WHAT TO PRODUCE: Repeat the listing that follows, character for character, minus the pictures.

#####

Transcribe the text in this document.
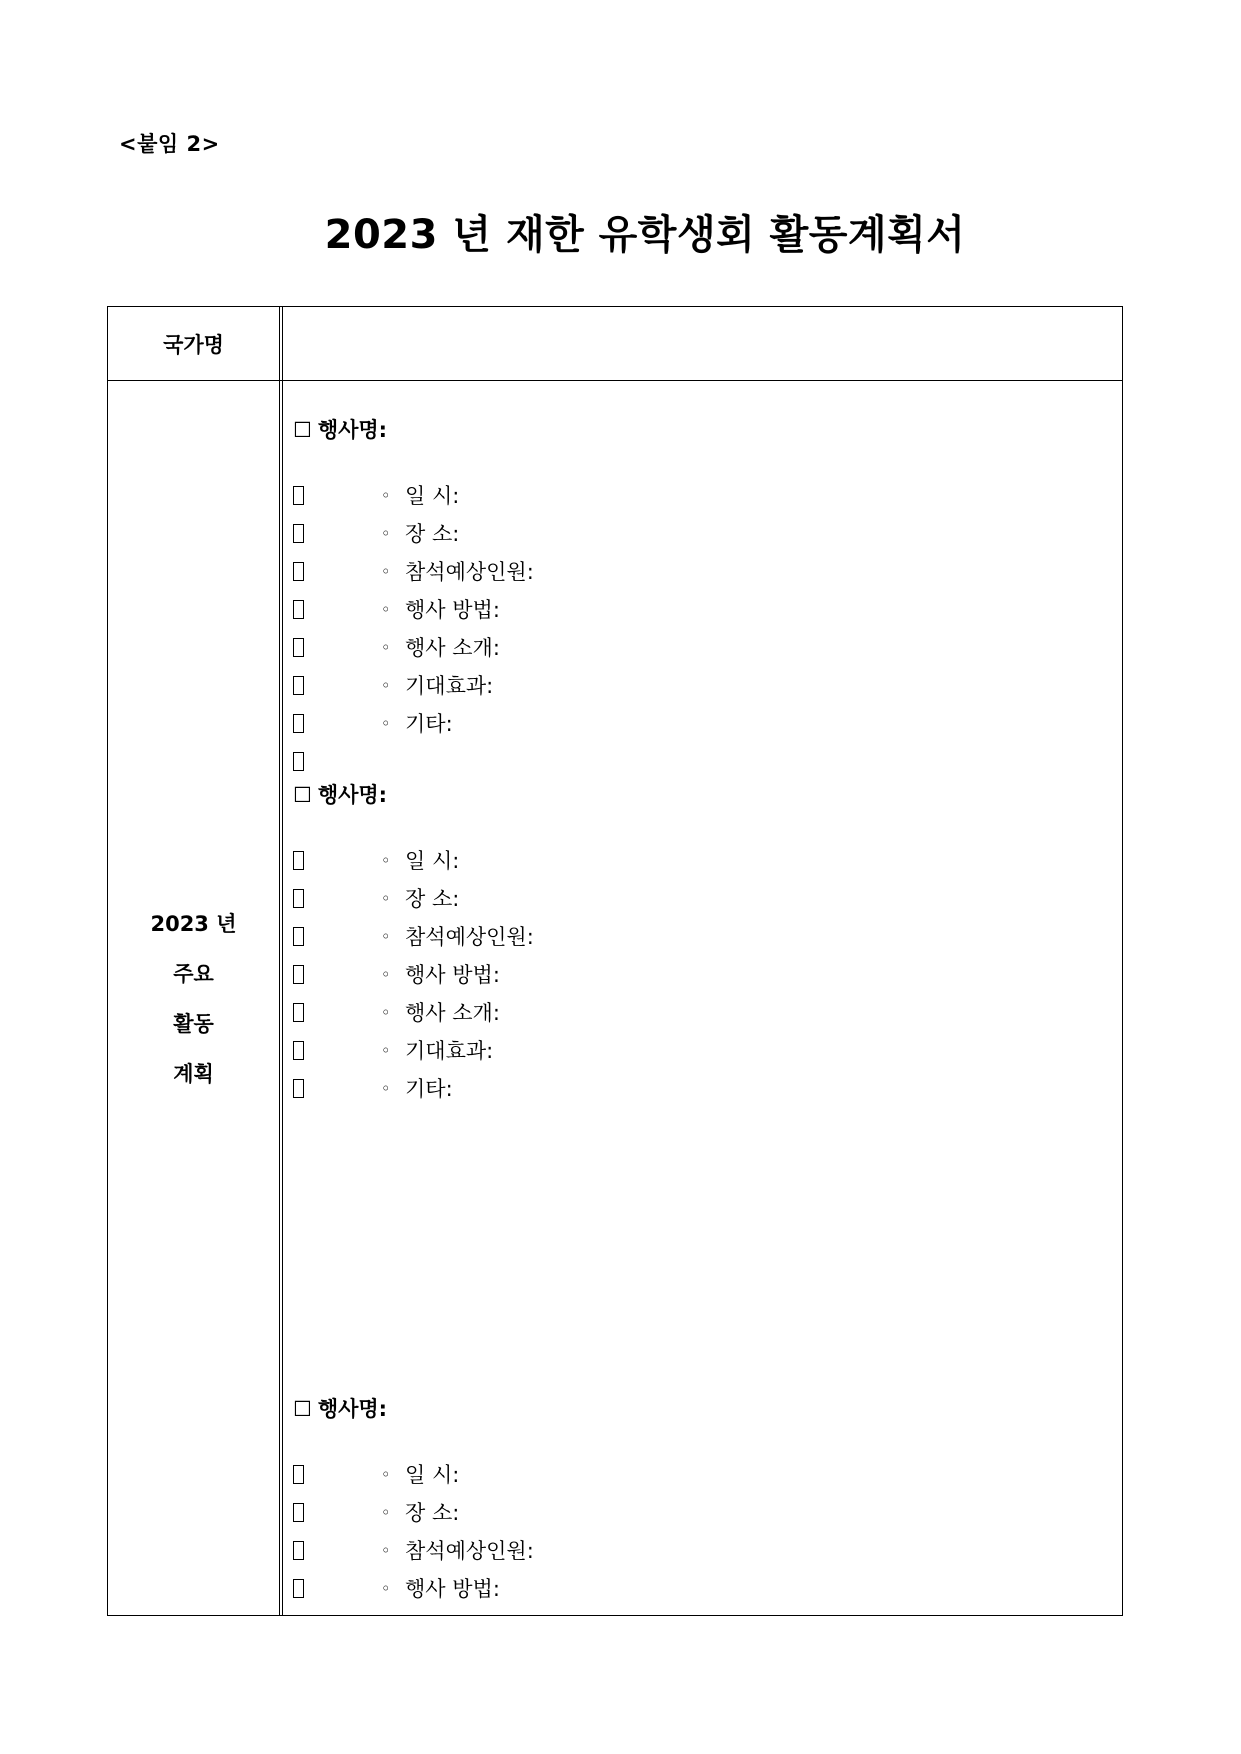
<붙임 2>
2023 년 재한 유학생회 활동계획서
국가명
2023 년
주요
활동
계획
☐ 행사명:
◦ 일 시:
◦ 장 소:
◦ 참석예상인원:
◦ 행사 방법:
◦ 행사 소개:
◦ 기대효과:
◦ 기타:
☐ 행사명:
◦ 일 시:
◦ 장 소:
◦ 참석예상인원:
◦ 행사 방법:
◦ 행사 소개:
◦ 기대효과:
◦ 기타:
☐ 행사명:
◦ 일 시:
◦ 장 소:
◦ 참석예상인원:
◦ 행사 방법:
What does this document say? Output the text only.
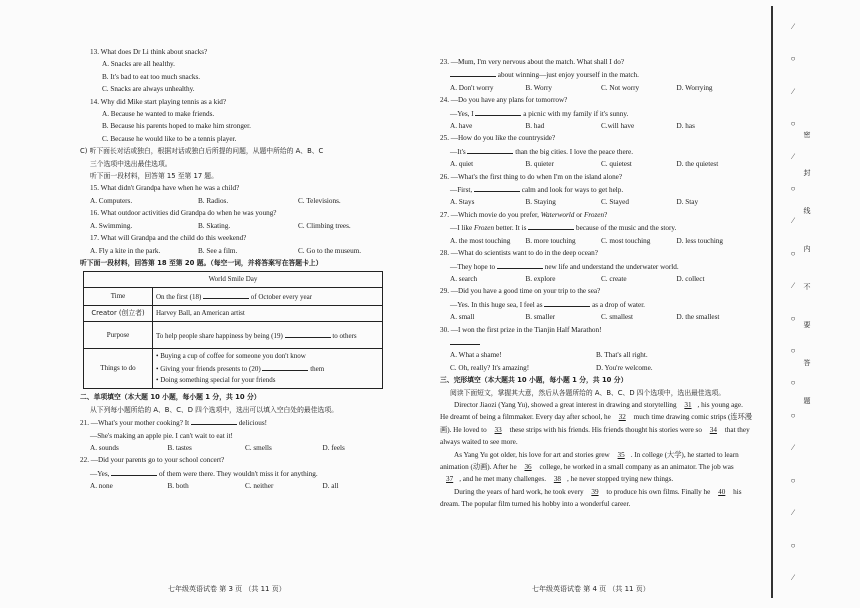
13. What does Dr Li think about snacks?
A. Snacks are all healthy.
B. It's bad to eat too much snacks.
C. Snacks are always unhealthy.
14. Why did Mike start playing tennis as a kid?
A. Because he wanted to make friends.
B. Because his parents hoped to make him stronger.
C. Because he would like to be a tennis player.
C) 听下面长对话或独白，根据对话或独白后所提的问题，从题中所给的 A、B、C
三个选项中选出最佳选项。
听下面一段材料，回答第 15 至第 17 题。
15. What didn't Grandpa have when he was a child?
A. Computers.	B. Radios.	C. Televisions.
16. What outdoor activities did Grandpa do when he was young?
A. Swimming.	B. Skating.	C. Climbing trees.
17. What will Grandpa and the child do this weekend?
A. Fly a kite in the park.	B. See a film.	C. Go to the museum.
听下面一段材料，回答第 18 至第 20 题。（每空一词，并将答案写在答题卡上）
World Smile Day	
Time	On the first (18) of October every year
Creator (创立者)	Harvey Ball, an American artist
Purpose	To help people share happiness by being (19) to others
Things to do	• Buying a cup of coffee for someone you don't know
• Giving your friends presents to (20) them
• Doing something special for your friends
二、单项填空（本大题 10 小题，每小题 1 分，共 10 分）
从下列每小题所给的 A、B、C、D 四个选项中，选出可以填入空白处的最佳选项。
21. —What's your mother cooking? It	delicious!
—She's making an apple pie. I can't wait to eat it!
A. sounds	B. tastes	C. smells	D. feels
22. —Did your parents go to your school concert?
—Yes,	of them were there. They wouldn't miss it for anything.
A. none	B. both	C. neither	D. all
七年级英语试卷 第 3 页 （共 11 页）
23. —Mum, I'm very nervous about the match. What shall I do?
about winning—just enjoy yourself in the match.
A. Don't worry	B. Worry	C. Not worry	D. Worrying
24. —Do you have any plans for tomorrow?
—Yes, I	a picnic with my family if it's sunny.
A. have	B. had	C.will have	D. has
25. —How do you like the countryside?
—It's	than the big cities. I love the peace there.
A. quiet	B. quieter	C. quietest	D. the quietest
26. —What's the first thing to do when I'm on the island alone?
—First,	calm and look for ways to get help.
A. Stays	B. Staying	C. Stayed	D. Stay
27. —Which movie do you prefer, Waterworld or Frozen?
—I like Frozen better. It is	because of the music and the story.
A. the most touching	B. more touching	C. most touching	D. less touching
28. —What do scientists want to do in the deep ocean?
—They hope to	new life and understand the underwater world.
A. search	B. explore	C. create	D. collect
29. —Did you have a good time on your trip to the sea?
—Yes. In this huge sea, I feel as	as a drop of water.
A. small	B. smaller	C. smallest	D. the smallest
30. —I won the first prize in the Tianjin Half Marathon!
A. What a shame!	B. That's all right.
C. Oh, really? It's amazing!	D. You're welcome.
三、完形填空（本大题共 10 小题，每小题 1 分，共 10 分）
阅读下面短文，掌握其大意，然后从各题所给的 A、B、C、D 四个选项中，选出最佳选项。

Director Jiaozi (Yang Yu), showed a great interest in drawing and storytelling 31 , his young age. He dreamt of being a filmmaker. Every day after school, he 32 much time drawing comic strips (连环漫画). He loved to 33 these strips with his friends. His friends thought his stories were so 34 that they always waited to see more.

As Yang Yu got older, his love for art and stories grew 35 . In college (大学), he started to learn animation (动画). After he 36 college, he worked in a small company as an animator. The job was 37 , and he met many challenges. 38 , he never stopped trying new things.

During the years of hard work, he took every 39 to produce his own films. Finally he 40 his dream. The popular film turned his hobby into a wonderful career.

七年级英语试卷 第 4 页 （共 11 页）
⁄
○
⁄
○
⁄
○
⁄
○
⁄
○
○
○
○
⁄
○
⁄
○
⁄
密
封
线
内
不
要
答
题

#####

EXERCISE OUTPUT:
Transcribe the text in this document.
<붙임 2>
2023 년 재한 유학생회 활동계획서
국가명
2023 년
주요
활동
계획
☐ 행사명:
◦ 일 시:
◦ 장 소:
◦ 참석예상인원:
◦ 행사 방법:
◦ 행사 소개:
◦ 기대효과:
◦ 기타:
☐ 행사명:
◦ 일 시:
◦ 장 소:
◦ 참석예상인원:
◦ 행사 방법:
◦ 행사 소개:
◦ 기대효과:
◦ 기타:
☐ 행사명:
◦ 일 시:
◦ 장 소:
◦ 참석예상인원:
◦ 행사 방법:
What does this document say? Output the text only.
13. What does Dr Li think about snacks?
A. Snacks are all healthy.
B. It's bad to eat too much snacks.
C. Snacks are always unhealthy.
14. Why did Mike start playing tennis as a kid?
A. Because he wanted to make friends.
B. Because his parents hoped to make him stronger.
C. Because he would like to be a tennis player.
C) 听下面长对话或独白，根据对话或独白后所提的问题，从题中所给的 A、B、C
三个选项中选出最佳选项。
听下面一段材料，回答第 15 至第 17 题。
15. What didn't Grandpa have when he was a child?
A. Computers.	B. Radios.	C. Televisions.
16. What outdoor activities did Grandpa do when he was young?
A. Swimming.	B. Skating.	C. Climbing trees.
17. What will Grandpa and the child do this weekend?
A. Fly a kite in the park.	B. See a film.	C. Go to the museum.
听下面一段材料，回答第 18 至第 20 题。（每空一词，并将答案写在答题卡上）
World Smile Day	
Time	On the first (18) of October every year
Creator (创立者)	Harvey Ball, an American artist
Purpose	To help people share happiness by being (19) to others
Things to do	• Buying a cup of coffee for someone you don't know
• Giving your friends presents to (20) them
• Doing something special for your friends
二、单项填空（本大题 10 小题，每小题 1 分，共 10 分）
从下列每小题所给的 A、B、C、D 四个选项中，选出可以填入空白处的最佳选项。
21. —What's your mother cooking? It	delicious!
—She's making an apple pie. I can't wait to eat it!
A. sounds	B. tastes	C. smells	D. feels
22. —Did your parents go to your school concert?
—Yes,	of them were there. They wouldn't miss it for anything.
A. none	B. both	C. neither	D. all
七年级英语试卷 第 3 页 （共 11 页）
23. —Mum, I'm very nervous about the match. What shall I do?
about winning—just enjoy yourself in the match.
A. Don't worry	B. Worry	C. Not worry	D. Worrying
24. —Do you have any plans for tomorrow?
—Yes, I	a picnic with my family if it's sunny.
A. have	B. had	C.will have	D. has
25. —How do you like the countryside?
—It's	than the big cities. I love the peace there.
A. quiet	B. quieter	C. quietest	D. the quietest
26. —What's the first thing to do when I'm on the island alone?
—First,	calm and look for ways to get help.
A. Stays	B. Staying	C. Stayed	D. Stay
27. —Which movie do you prefer, Waterworld or Frozen?
—I like Frozen better. It is	because of the music and the story.
A. the most touching	B. more touching	C. most touching	D. less touching
28. —What do scientists want to do in the deep ocean?
—They hope to	new life and understand the underwater world.
A. search	B. explore	C. create	D. collect
29. —Did you have a good time on your trip to the sea?
—Yes. In this huge sea, I feel as	as a drop of water.
A. small	B. smaller	C. smallest	D. the smallest
30. —I won the first prize in the Tianjin Half Marathon!
A. What a shame!	B. That's all right.
C. Oh, really? It's amazing!	D. You're welcome.
三、完形填空（本大题共 10 小题，每小题 1 分，共 10 分）
阅读下面短文，掌握其大意，然后从各题所给的 A、B、C、D 四个选项中，选出最佳选项。

Director Jiaozi (Yang Yu), showed a great interest in drawing and storytelling 31 , his young age. He dreamt of being a filmmaker. Every day after school, he 32 much time drawing comic strips (连环漫画). He loved to 33 these strips with his friends. His friends thought his stories were so 34 that they always waited to see more.

As Yang Yu got older, his love for art and stories grew 35 . In college (大学), he started to learn animation (动画). After he 36 college, he worked in a small company as an animator. The job was 37 , and he met many challenges. 38 , he never stopped trying new things.

During the years of hard work, he took every 39 to produce his own films. Finally he 40 his dream. The popular film turned his hobby into a wonderful career.

七年级英语试卷 第 4 页 （共 11 页）
⁄
○
⁄
○
⁄
○
⁄
○
⁄
○
○
○
○
⁄
○
⁄
○
⁄
密
封
线
内
不
要
答
题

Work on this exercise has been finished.